Output every entry exactly, from the first line to the last.

Figure content listings:
——————
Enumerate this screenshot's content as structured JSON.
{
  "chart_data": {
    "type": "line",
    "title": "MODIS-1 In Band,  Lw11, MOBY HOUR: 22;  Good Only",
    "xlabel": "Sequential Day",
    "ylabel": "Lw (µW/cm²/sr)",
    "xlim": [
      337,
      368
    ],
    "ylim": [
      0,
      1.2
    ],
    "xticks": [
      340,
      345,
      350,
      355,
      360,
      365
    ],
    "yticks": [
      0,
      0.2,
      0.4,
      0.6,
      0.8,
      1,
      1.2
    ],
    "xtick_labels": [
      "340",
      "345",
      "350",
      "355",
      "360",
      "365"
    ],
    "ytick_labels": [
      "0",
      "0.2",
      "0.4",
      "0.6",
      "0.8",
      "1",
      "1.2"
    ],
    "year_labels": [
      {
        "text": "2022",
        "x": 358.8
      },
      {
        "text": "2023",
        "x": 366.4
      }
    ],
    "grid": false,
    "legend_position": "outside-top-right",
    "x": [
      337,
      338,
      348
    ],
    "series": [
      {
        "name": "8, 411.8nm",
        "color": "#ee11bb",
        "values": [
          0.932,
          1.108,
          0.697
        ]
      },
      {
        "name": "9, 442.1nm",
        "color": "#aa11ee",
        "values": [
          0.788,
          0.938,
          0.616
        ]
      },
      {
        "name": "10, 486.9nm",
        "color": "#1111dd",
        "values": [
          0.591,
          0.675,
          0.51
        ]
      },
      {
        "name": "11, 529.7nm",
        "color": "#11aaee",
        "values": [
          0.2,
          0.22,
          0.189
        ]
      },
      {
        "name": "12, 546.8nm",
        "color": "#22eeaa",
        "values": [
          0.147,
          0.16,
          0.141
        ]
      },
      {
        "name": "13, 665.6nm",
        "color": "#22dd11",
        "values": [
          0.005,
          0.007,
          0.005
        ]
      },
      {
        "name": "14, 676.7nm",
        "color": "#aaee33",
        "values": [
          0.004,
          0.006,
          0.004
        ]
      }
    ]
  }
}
——————
**Solution for this exercise:**
Enumerate this screenshot's content as structured JSON.
{
  "chart_data": {
    "type": "line",
    "title": "MODIS-1 In Band,  Lw11, MOBY HOUR: 22;  Good Only",
    "xlabel": "Sequential Day",
    "ylabel": "Lw (µW/cm²/sr)",
    "xlim": [
      337,
      368
    ],
    "ylim": [
      0,
      1.2
    ],
    "xticks": [
      340,
      345,
      350,
      355,
      360,
      365
    ],
    "yticks": [
      0,
      0.2,
      0.4,
      0.6,
      0.8,
      1,
      1.2
    ],
    "xtick_labels": [
      "340",
      "345",
      "350",
      "355",
      "360",
      "365"
    ],
    "ytick_labels": [
      "0",
      "0.2",
      "0.4",
      "0.6",
      "0.8",
      "1",
      "1.2"
    ],
    "year_labels": [
      {
        "text": "2022",
        "x": 358.8
      },
      {
        "text": "2023",
        "x": 366.4
      }
    ],
    "grid": false,
    "legend_position": "outside-top-right",
    "x": [
      337,
      338,
      348
    ],
    "series": [
      {
        "name": "8, 411.8nm",
        "color": "#ee11bb",
        "values": [
          0.932,
          1.108,
          0.697
        ]
      },
      {
        "name": "9, 442.1nm",
        "color": "#aa11ee",
        "values": [
          0.788,
          0.938,
          0.616
        ]
      },
      {
        "name": "10, 486.9nm",
        "color": "#1111dd",
        "values": [
          0.591,
          0.675,
          0.51
        ]
      },
      {
        "name": "11, 529.7nm",
        "color": "#11aaee",
        "values": [
          0.2,
          0.22,
          0.189
        ]
      },
      {
        "name": "12, 546.8nm",
        "color": "#22eeaa",
        "values": [
          0.147,
          0.16,
          0.141
        ]
      },
      {
        "name": "13, 665.6nm",
        "color": "#22dd11",
        "values": [
          0.005,
          0.007,
          0.005
        ]
      },
      {
        "name": "14, 676.7nm",
        "color": "#aaee33",
        "values": [
          0.004,
          0.006,
          0.004
        ]
      }
    ]
  }
}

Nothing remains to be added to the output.